■ Exercise:
Write out the listing below without alteration, omitting its pictures.

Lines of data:
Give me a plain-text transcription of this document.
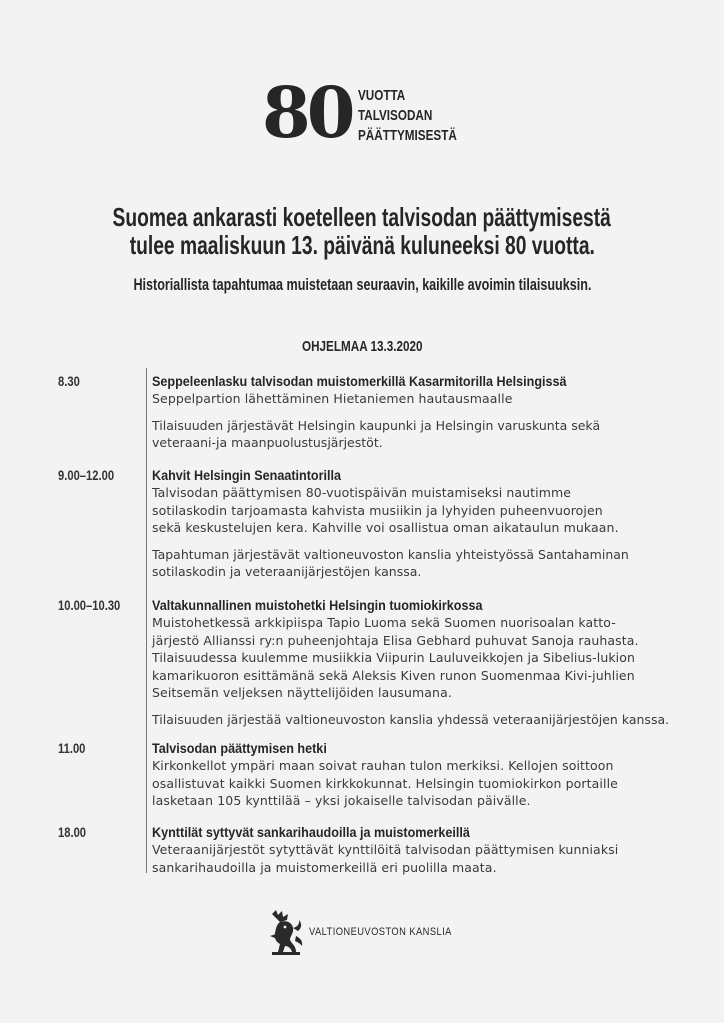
80 VUOTTA
TALVISODAN
PÄÄTTYMISESTÄ
Suomea ankarasti koetelleen talvisodan päättymisestä
tulee maaliskuun 13. päivänä kuluneeksi 80 vuotta.
Historiallista tapahtumaa muistetaan seuraavin, kaikille avoimin tilaisuuksin.
OHJELMAA 13.3.2020
8.30	Seppeleenlasku talvisodan muistomerkillä Kasarmitorilla Helsingissä

Seppelpartion lähettäminen Hietaniemen hautausmaalle

Tilaisuuden järjestävät Helsingin kaupunki ja Helsingin varuskunta sekä

veteraani-ja maanpuolustusjärjestöt.

9.00–12.00	Kahvit Helsingin Senaatintorilla

Talvisodan päättymisen 80-vuotispäivän muistamiseksi nautimme

sotilaskodin tarjoamasta kahvista musiikin ja lyhyiden puheenvuorojen

sekä keskustelujen kera. Kahville voi osallistua oman aikataulun mukaan.

Tapahtuman järjestävät valtioneuvoston kanslia yhteistyössä Santahaminan

sotilaskodin ja veteraanijärjestöjen kanssa.

10.00–10.30 Valtakunnallinen muistohetki Helsingin tuomiokirkossa

Muistohetkessä arkkipiispa Tapio Luoma sekä Suomen nuorisoalan katto-

järjestö Allianssi ry:n puheenjohtaja Elisa Gebhard puhuvat Sanoja rauhasta.

Tilaisuudessa kuulemme musiikkia Viipurin Lauluveikkojen ja Sibelius-lukion

kamarikuoron esittämänä sekä Aleksis Kiven runon Suomenmaa Kivi-juhlien

Seitsemän veljeksen näyttelijöiden lausumana.

Tilaisuuden järjestää valtioneuvoston kanslia yhdessä veteraanijärjestöjen kanssa.

11.00	Talvisodan päättymisen hetki

Kirkonkellot ympäri maan soivat rauhan tulon merkiksi. Kellojen soittoon

osallistuvat kaikki Suomen kirkkokunnat. Helsingin tuomiokirkon portaille

lasketaan 105 kynttilää – yksi jokaiselle talvisodan päivälle.

18.00	Kynttilät syttyvät sankarihaudoilla ja muistomerkeillä

Veteraanijärjestöt sytyttävät kynttilöitä talvisodan päättymisen kunniaksi

sankarihaudoilla ja muistomerkeillä eri puolilla maata.

VALTIONEUVOSTON KANSLIA
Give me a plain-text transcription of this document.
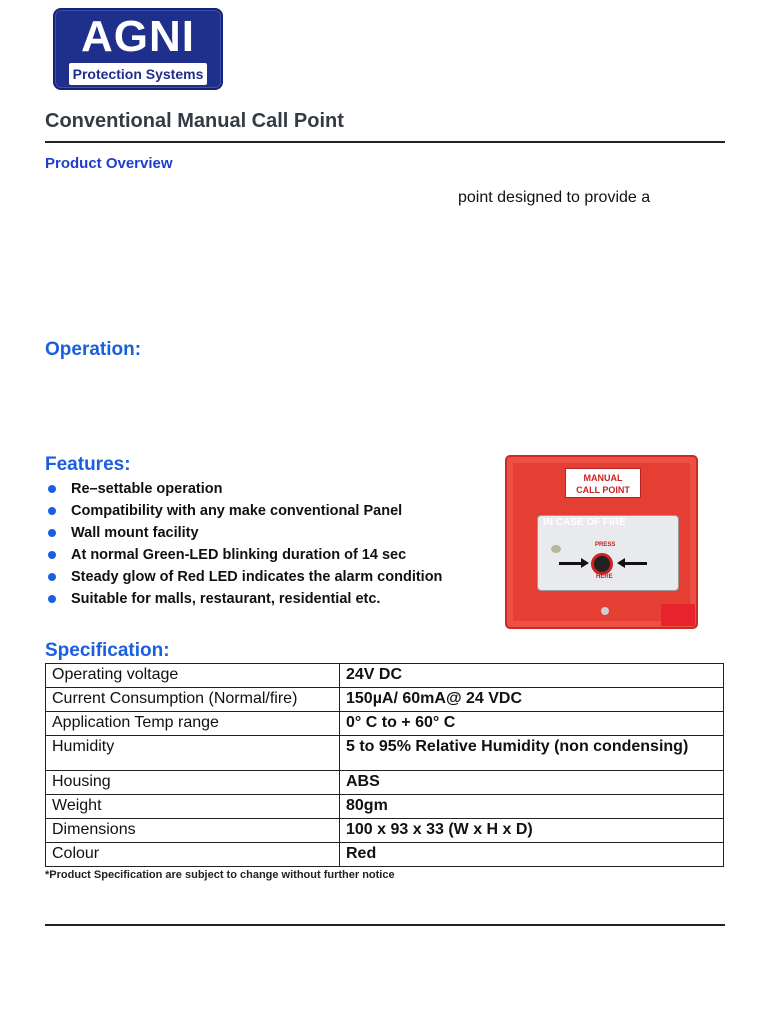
AGNI
Protection Systems
Conventional Manual Call Point
Product Overview
point designed to provide a
Operation:
Features:
Re–settable operation
Compatibility with any make conventional Panel
Wall mount facility
At normal Green-LED blinking duration of 14 sec
Steady glow of Red LED indicates the alarm condition
Suitable for malls, restaurant, residential etc.
MANUAL
CALL POINT
IN CASE OF FIRE
PRESS
HERE
Specification:
Operating voltage	24V DC
Current Consumption (Normal/fire)	150µA/ 60mA@ 24 VDC
Application Temp range	0° C to + 60° C
Humidity	5 to 95% Relative Humidity (non condensing)
Housing	ABS
Weight	80gm
Dimensions	100 x 93 x 33 (W x H x D)
Colour	Red
*Product Specification are subject to change without further notice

■ Final answer:
Give me a plain-text transcription of this document.
80 VUOTTA
TALVISODAN
PÄÄTTYMISESTÄ
Suomea ankarasti koetelleen talvisodan päättymisestä
tulee maaliskuun 13. päivänä kuluneeksi 80 vuotta.
Historiallista tapahtumaa muistetaan seuraavin, kaikille avoimin tilaisuuksin.
OHJELMAA 13.3.2020
8.30	Seppeleenlasku talvisodan muistomerkillä Kasarmitorilla Helsingissä

Seppelpartion lähettäminen Hietaniemen hautausmaalle

Tilaisuuden järjestävät Helsingin kaupunki ja Helsingin varuskunta sekä

veteraani-ja maanpuolustusjärjestöt.

9.00–12.00	Kahvit Helsingin Senaatintorilla

Talvisodan päättymisen 80-vuotispäivän muistamiseksi nautimme

sotilaskodin tarjoamasta kahvista musiikin ja lyhyiden puheenvuorojen

sekä keskustelujen kera. Kahville voi osallistua oman aikataulun mukaan.

Tapahtuman järjestävät valtioneuvoston kanslia yhteistyössä Santahaminan

sotilaskodin ja veteraanijärjestöjen kanssa.

10.00–10.30 Valtakunnallinen muistohetki Helsingin tuomiokirkossa

Muistohetkessä arkkipiispa Tapio Luoma sekä Suomen nuorisoalan katto-

järjestö Allianssi ry:n puheenjohtaja Elisa Gebhard puhuvat Sanoja rauhasta.

Tilaisuudessa kuulemme musiikkia Viipurin Lauluveikkojen ja Sibelius-lukion

kamarikuoron esittämänä sekä Aleksis Kiven runon Suomenmaa Kivi-juhlien

Seitsemän veljeksen näyttelijöiden lausumana.

Tilaisuuden järjestää valtioneuvoston kanslia yhdessä veteraanijärjestöjen kanssa.

11.00	Talvisodan päättymisen hetki

Kirkonkellot ympäri maan soivat rauhan tulon merkiksi. Kellojen soittoon

osallistuvat kaikki Suomen kirkkokunnat. Helsingin tuomiokirkon portaille

lasketaan 105 kynttilää – yksi jokaiselle talvisodan päivälle.

18.00	Kynttilät syttyvät sankarihaudoilla ja muistomerkeillä

Veteraanijärjestöt sytyttävät kynttilöitä talvisodan päättymisen kunniaksi

sankarihaudoilla ja muistomerkeillä eri puolilla maata.

VALTIONEUVOSTON KANSLIA
Give me a plain-text transcription of this document.
AGNI
Protection Systems
Conventional Manual Call Point
Product Overview
point designed to provide a
Operation:
Features:
Re–settable operation
Compatibility with any make conventional Panel
Wall mount facility
At normal Green-LED blinking duration of 14 sec
Steady glow of Red LED indicates the alarm condition
Suitable for malls, restaurant, residential etc.
MANUAL
CALL POINT
IN CASE OF FIRE
PRESS
HERE
Specification:
Operating voltage	24V DC
Current Consumption (Normal/fire)	150µA/ 60mA@ 24 VDC
Application Temp range	0° C to + 60° C
Humidity	5 to 95% Relative Humidity (non condensing)
Housing	ABS
Weight	80gm
Dimensions	100 x 93 x 33 (W x H x D)
Colour	Red
*Product Specification are subject to change without further notice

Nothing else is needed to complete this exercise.